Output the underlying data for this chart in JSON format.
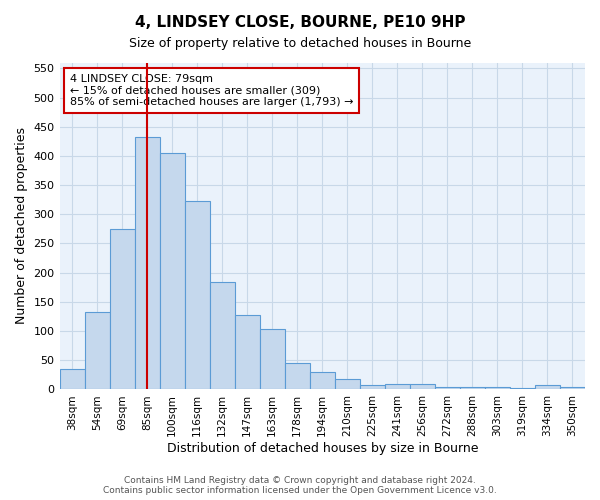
{
  "title": "4, LINDSEY CLOSE, BOURNE, PE10 9HP",
  "subtitle": "Size of property relative to detached houses in Bourne",
  "xlabel": "Distribution of detached houses by size in Bourne",
  "ylabel": "Number of detached properties",
  "categories": [
    "38sqm",
    "54sqm",
    "69sqm",
    "85sqm",
    "100sqm",
    "116sqm",
    "132sqm",
    "147sqm",
    "163sqm",
    "178sqm",
    "194sqm",
    "210sqm",
    "225sqm",
    "241sqm",
    "256sqm",
    "272sqm",
    "288sqm",
    "303sqm",
    "319sqm",
    "334sqm",
    "350sqm"
  ],
  "values": [
    35,
    133,
    275,
    432,
    405,
    322,
    184,
    127,
    103,
    46,
    30,
    18,
    7,
    9,
    9,
    5,
    5,
    5,
    3,
    7,
    5
  ],
  "bar_color": "#c5d8ed",
  "bar_edge_color": "#5b9bd5",
  "vline_color": "#cc0000",
  "vline_pos": 3.0,
  "annotation_text": "4 LINDSEY CLOSE: 79sqm\n← 15% of detached houses are smaller (309)\n85% of semi-detached houses are larger (1,793) →",
  "annotation_box_color": "#ffffff",
  "annotation_box_edge_color": "#cc0000",
  "footer_text": "Contains HM Land Registry data © Crown copyright and database right 2024.\nContains public sector information licensed under the Open Government Licence v3.0.",
  "bg_color": "#ffffff",
  "ax_bg_color": "#eaf2fb",
  "grid_color": "#c8d8e8",
  "ylim": [
    0,
    560
  ],
  "yticks": [
    0,
    50,
    100,
    150,
    200,
    250,
    300,
    350,
    400,
    450,
    500,
    550
  ]
}
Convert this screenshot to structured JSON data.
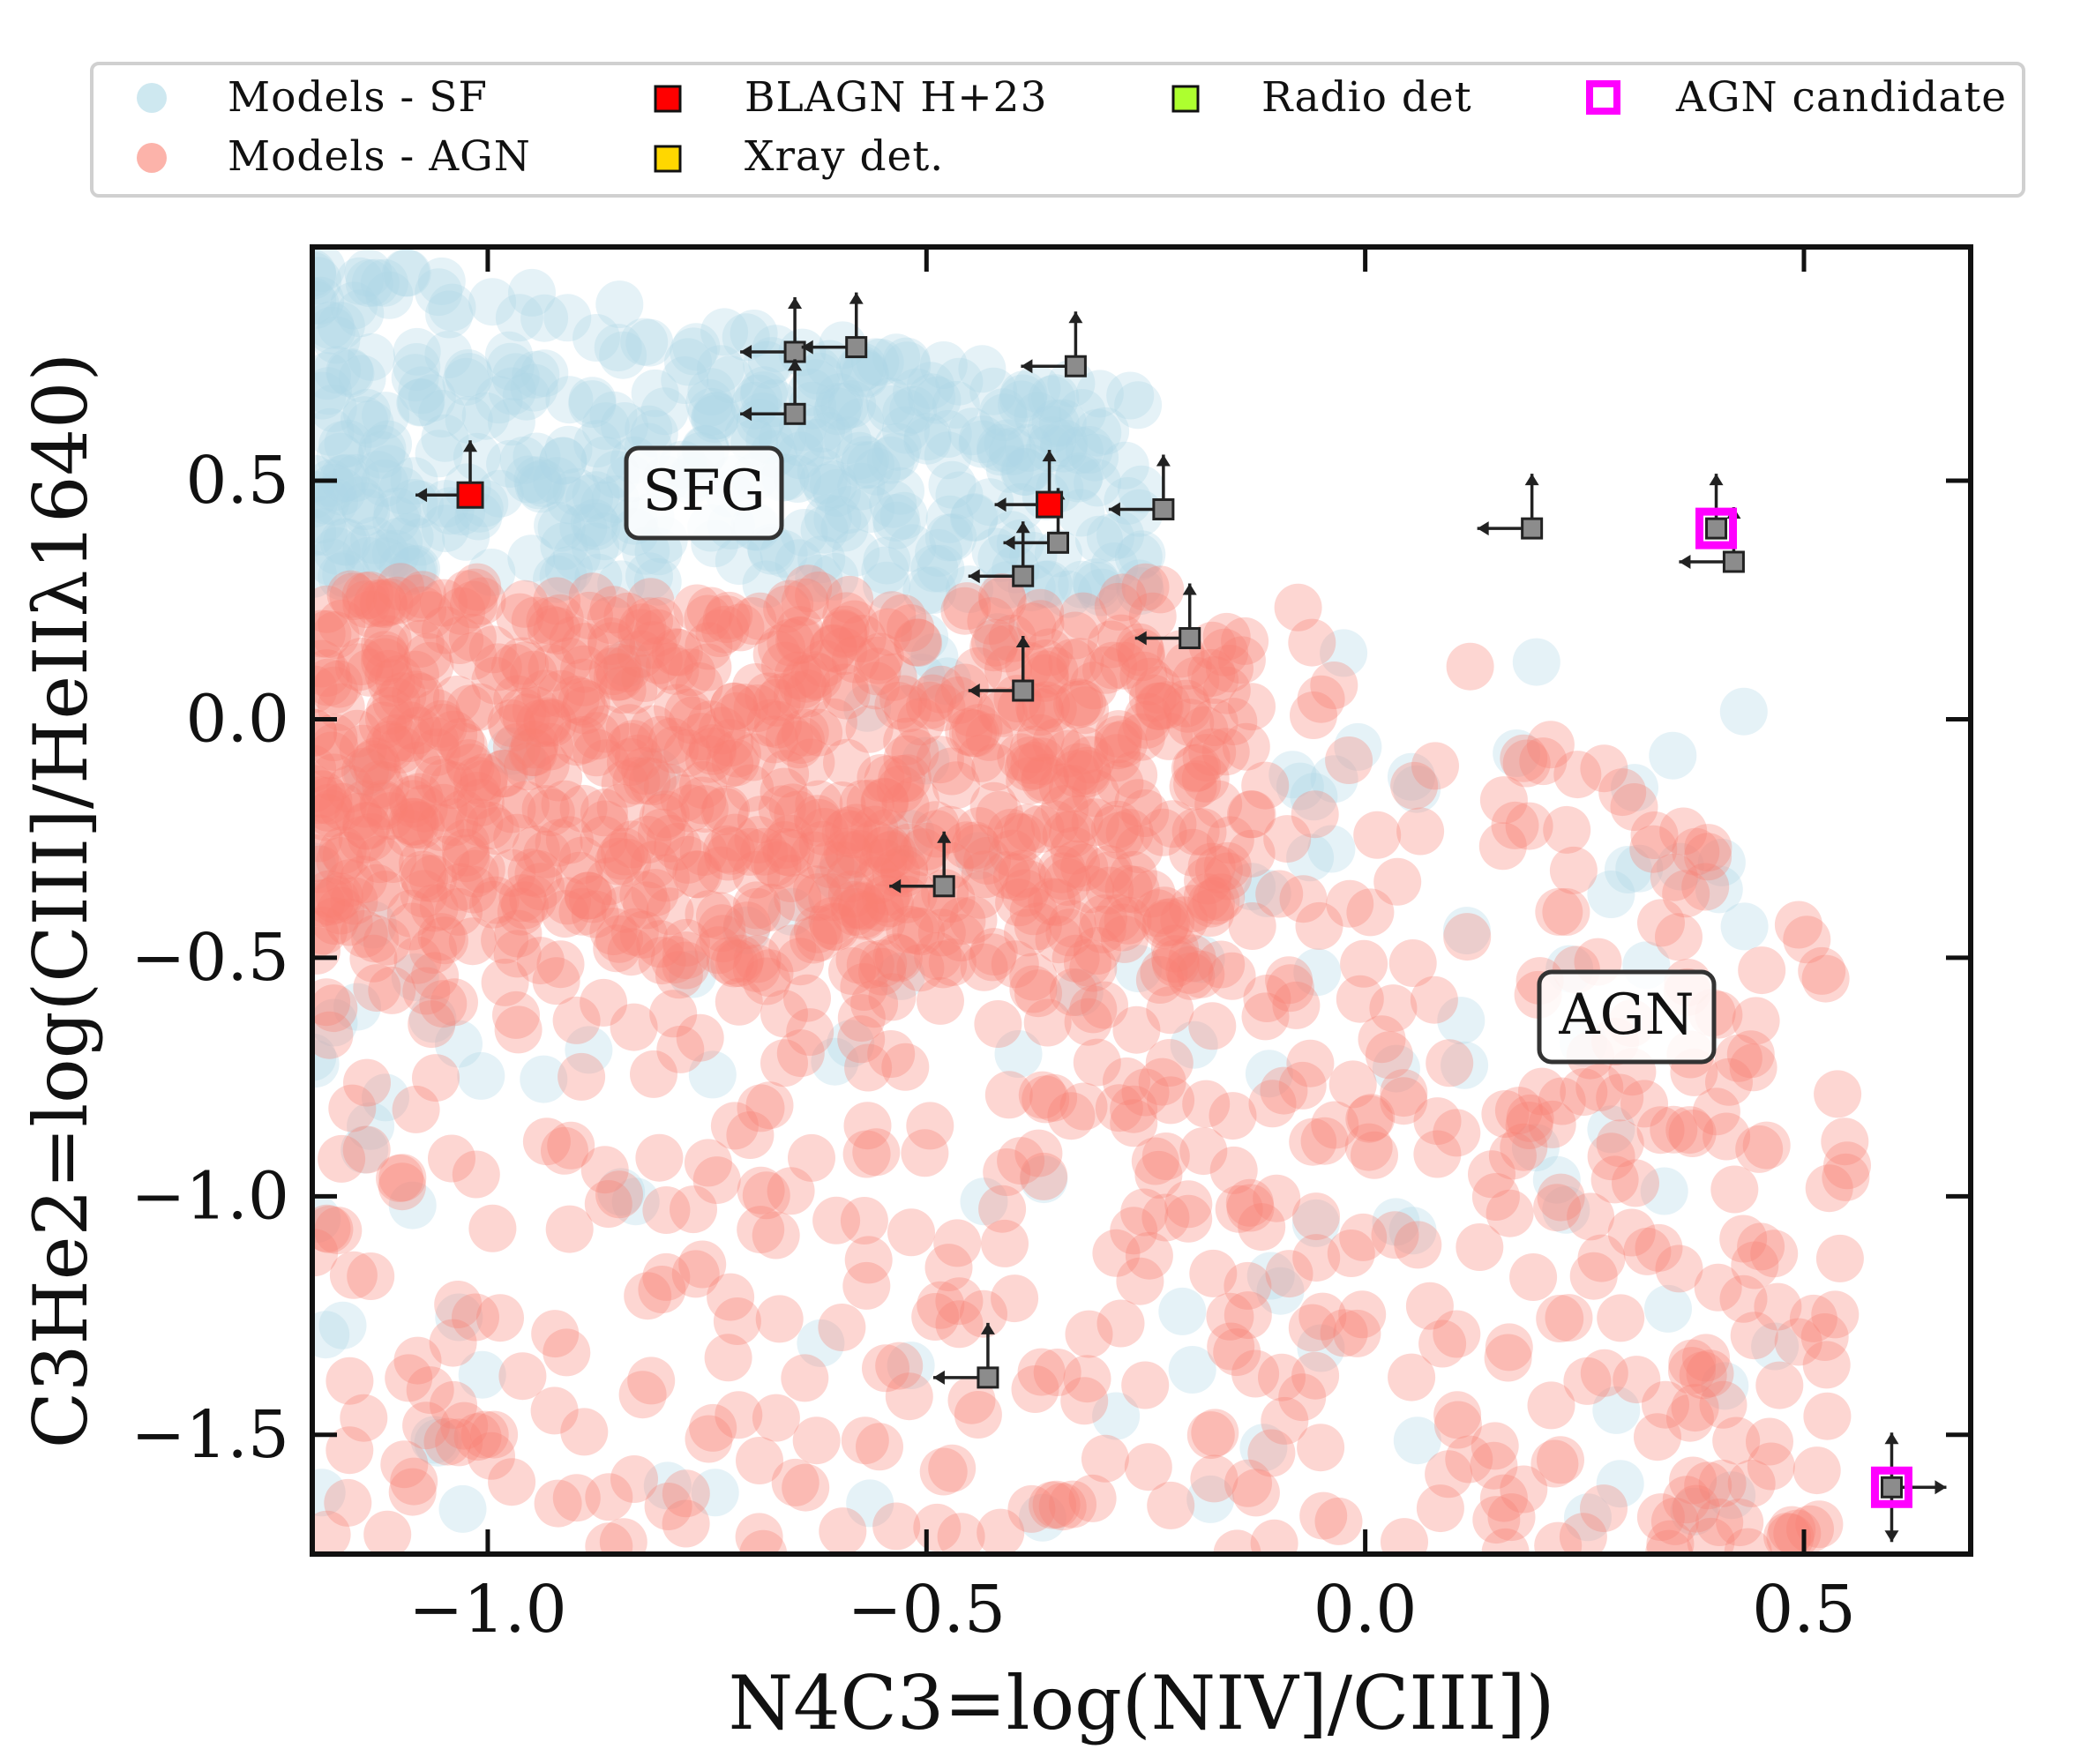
{
  "chart_data": {
    "type": "scatter",
    "xlabel": "N4C3=log(NIV]/CIII])",
    "ylabel": "C3He2=log(CIII]/HeIIλ1640)",
    "xlim": [
      -1.2,
      0.69
    ],
    "ylim": [
      -1.75,
      0.99
    ],
    "x_ticks": [
      -1.0,
      -0.5,
      0.0,
      0.5
    ],
    "y_ticks": [
      -1.5,
      -1.0,
      -0.5,
      0.0,
      0.5
    ],
    "x_tick_labels": [
      "−1.0",
      "−0.5",
      "0.0",
      "0.5"
    ],
    "y_tick_labels": [
      "−1.5",
      "−1.0",
      "−0.5",
      "0.0",
      "0.5"
    ],
    "legend": {
      "placement": "top, outside plot",
      "entries": [
        {
          "label": "Models - SF",
          "marker": "circle",
          "color": "#add8e6"
        },
        {
          "label": "Models - AGN",
          "marker": "circle",
          "color": "#fa8072"
        },
        {
          "label": "BLAGN H+23",
          "marker": "square",
          "color": "#ff0000"
        },
        {
          "label": "Xray det.",
          "marker": "square",
          "color": "#ffd700"
        },
        {
          "label": "Radio det",
          "marker": "square",
          "color": "#adff2f"
        },
        {
          "label": "AGN candidate",
          "marker": "open-square",
          "color": "#ff00ff"
        }
      ]
    },
    "annotations": [
      {
        "text": "SFG",
        "x": -0.75,
        "y": 0.48
      },
      {
        "text": "AGN",
        "x": 0.29,
        "y": -0.61
      }
    ],
    "model_regions": [
      {
        "series": "Models - SF",
        "description": "dense upper-left band",
        "x_range": [
          -1.2,
          -0.3
        ],
        "y_range": [
          0.3,
          0.99
        ]
      },
      {
        "series": "Models - AGN",
        "description": "dense band below SF models, spreading to lower right",
        "x_range": [
          -1.2,
          0.5
        ],
        "y_range": [
          -1.75,
          0.3
        ]
      }
    ],
    "series": [
      {
        "name": "BLAGN H+23",
        "points": [
          {
            "x": -1.02,
            "y": 0.47,
            "upper_x": true,
            "lower_y": true
          },
          {
            "x": -0.36,
            "y": 0.45,
            "upper_x": true,
            "lower_y": true
          }
        ]
      },
      {
        "name": "Limits (grey)",
        "points": [
          {
            "x": -0.65,
            "y": 0.77,
            "upper_x": true,
            "lower_y": true
          },
          {
            "x": -0.58,
            "y": 0.78,
            "upper_x": true,
            "lower_y": true
          },
          {
            "x": -0.65,
            "y": 0.64,
            "upper_x": true,
            "lower_y": true
          },
          {
            "x": -0.33,
            "y": 0.74,
            "upper_x": true,
            "lower_y": true
          },
          {
            "x": -0.23,
            "y": 0.44,
            "upper_x": true,
            "lower_y": true
          },
          {
            "x": -0.35,
            "y": 0.37,
            "upper_x": true,
            "lower_y": true
          },
          {
            "x": -0.39,
            "y": 0.3,
            "upper_x": true,
            "lower_y": true
          },
          {
            "x": -0.2,
            "y": 0.17,
            "upper_x": true,
            "lower_y": true
          },
          {
            "x": -0.39,
            "y": 0.06,
            "upper_x": true,
            "lower_y": true
          },
          {
            "x": -0.48,
            "y": -0.35,
            "upper_x": true,
            "lower_y": true
          },
          {
            "x": -0.43,
            "y": -1.38,
            "upper_x": true,
            "lower_y": true
          },
          {
            "x": 0.19,
            "y": 0.4,
            "upper_x": true,
            "lower_y": true
          },
          {
            "x": 0.42,
            "y": 0.33,
            "upper_x": true,
            "lower_y": true
          }
        ]
      },
      {
        "name": "AGN candidate",
        "points": [
          {
            "x": 0.4,
            "y": 0.4,
            "lower_y": true
          },
          {
            "x": 0.6,
            "y": -1.61,
            "lower_x": true,
            "upper_y": true,
            "lower_y": true
          }
        ]
      }
    ]
  }
}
***
» **Work required**: Every line of the data should be copied as it stands, without the images.

» **Solution for this exercise**:
Output the underlying data for this chart in JSON format.
{
  "title": "4, LINDSEY CLOSE, BOURNE, PE10 9HP",
  "subtitle": "Size of property relative to detached houses in Bourne",
  "xlabel": "Distribution of detached houses by size in Bourne",
  "ylabel": "Number of detached properties",
  "categories": [
    "38sqm",
    "54sqm",
    "69sqm",
    "85sqm",
    "100sqm",
    "116sqm",
    "132sqm",
    "147sqm",
    "163sqm",
    "178sqm",
    "194sqm",
    "210sqm",
    "225sqm",
    "241sqm",
    "256sqm",
    "272sqm",
    "288sqm",
    "303sqm",
    "319sqm",
    "334sqm",
    "350sqm"
  ],
  "values": [
    35,
    133,
    275,
    432,
    405,
    322,
    184,
    127,
    103,
    46,
    30,
    18,
    7,
    9,
    9,
    5,
    5,
    5,
    3,
    7,
    5
  ],
  "bar_color": "#c5d8ed",
  "bar_edge_color": "#5b9bd5",
  "vline_color": "#cc0000",
  "vline_pos": 3.0,
  "annotation_text": "4 LINDSEY CLOSE: 79sqm\n← 15% of detached houses are smaller (309)\n85% of semi-detached houses are larger (1,793) →",
  "annotation_box_color": "#ffffff",
  "annotation_box_edge_color": "#cc0000",
  "footer_text": "Contains HM Land Registry data © Crown copyright and database right 2024.\nContains public sector information licensed under the Open Government Licence v3.0.",
  "bg_color": "#ffffff",
  "ax_bg_color": "#eaf2fb",
  "grid_color": "#c8d8e8",
  "ylim": [
    0,
    560
  ],
  "yticks": [
    0,
    50,
    100,
    150,
    200,
    250,
    300,
    350,
    400,
    450,
    500,
    550
  ]
}
Convert this screenshot to structured JSON data.
{
  "chart_data": {
    "type": "scatter",
    "xlabel": "N4C3=log(NIV]/CIII])",
    "ylabel": "C3He2=log(CIII]/HeIIλ1640)",
    "xlim": [
      -1.2,
      0.69
    ],
    "ylim": [
      -1.75,
      0.99
    ],
    "x_ticks": [
      -1.0,
      -0.5,
      0.0,
      0.5
    ],
    "y_ticks": [
      -1.5,
      -1.0,
      -0.5,
      0.0,
      0.5
    ],
    "x_tick_labels": [
      "−1.0",
      "−0.5",
      "0.0",
      "0.5"
    ],
    "y_tick_labels": [
      "−1.5",
      "−1.0",
      "−0.5",
      "0.0",
      "0.5"
    ],
    "legend": {
      "placement": "top, outside plot",
      "entries": [
        {
          "label": "Models - SF",
          "marker": "circle",
          "color": "#add8e6"
        },
        {
          "label": "Models - AGN",
          "marker": "circle",
          "color": "#fa8072"
        },
        {
          "label": "BLAGN H+23",
          "marker": "square",
          "color": "#ff0000"
        },
        {
          "label": "Xray det.",
          "marker": "square",
          "color": "#ffd700"
        },
        {
          "label": "Radio det",
          "marker": "square",
          "color": "#adff2f"
        },
        {
          "label": "AGN candidate",
          "marker": "open-square",
          "color": "#ff00ff"
        }
      ]
    },
    "annotations": [
      {
        "text": "SFG",
        "x": -0.75,
        "y": 0.48
      },
      {
        "text": "AGN",
        "x": 0.29,
        "y": -0.61
      }
    ],
    "model_regions": [
      {
        "series": "Models - SF",
        "description": "dense upper-left band",
        "x_range": [
          -1.2,
          -0.3
        ],
        "y_range": [
          0.3,
          0.99
        ]
      },
      {
        "series": "Models - AGN",
        "description": "dense band below SF models, spreading to lower right",
        "x_range": [
          -1.2,
          0.5
        ],
        "y_range": [
          -1.75,
          0.3
        ]
      }
    ],
    "series": [
      {
        "name": "BLAGN H+23",
        "points": [
          {
            "x": -1.02,
            "y": 0.47,
            "upper_x": true,
            "lower_y": true
          },
          {
            "x": -0.36,
            "y": 0.45,
            "upper_x": true,
            "lower_y": true
          }
        ]
      },
      {
        "name": "Limits (grey)",
        "points": [
          {
            "x": -0.65,
            "y": 0.77,
            "upper_x": true,
            "lower_y": true
          },
          {
            "x": -0.58,
            "y": 0.78,
            "upper_x": true,
            "lower_y": true
          },
          {
            "x": -0.65,
            "y": 0.64,
            "upper_x": true,
            "lower_y": true
          },
          {
            "x": -0.33,
            "y": 0.74,
            "upper_x": true,
            "lower_y": true
          },
          {
            "x": -0.23,
            "y": 0.44,
            "upper_x": true,
            "lower_y": true
          },
          {
            "x": -0.35,
            "y": 0.37,
            "upper_x": true,
            "lower_y": true
          },
          {
            "x": -0.39,
            "y": 0.3,
            "upper_x": true,
            "lower_y": true
          },
          {
            "x": -0.2,
            "y": 0.17,
            "upper_x": true,
            "lower_y": true
          },
          {
            "x": -0.39,
            "y": 0.06,
            "upper_x": true,
            "lower_y": true
          },
          {
            "x": -0.48,
            "y": -0.35,
            "upper_x": true,
            "lower_y": true
          },
          {
            "x": -0.43,
            "y": -1.38,
            "upper_x": true,
            "lower_y": true
          },
          {
            "x": 0.19,
            "y": 0.4,
            "upper_x": true,
            "lower_y": true
          },
          {
            "x": 0.42,
            "y": 0.33,
            "upper_x": true,
            "lower_y": true
          }
        ]
      },
      {
        "name": "AGN candidate",
        "points": [
          {
            "x": 0.4,
            "y": 0.4,
            "lower_y": true
          },
          {
            "x": 0.6,
            "y": -1.61,
            "lower_x": true,
            "upper_y": true,
            "lower_y": true
          }
        ]
      }
    ]
  }
}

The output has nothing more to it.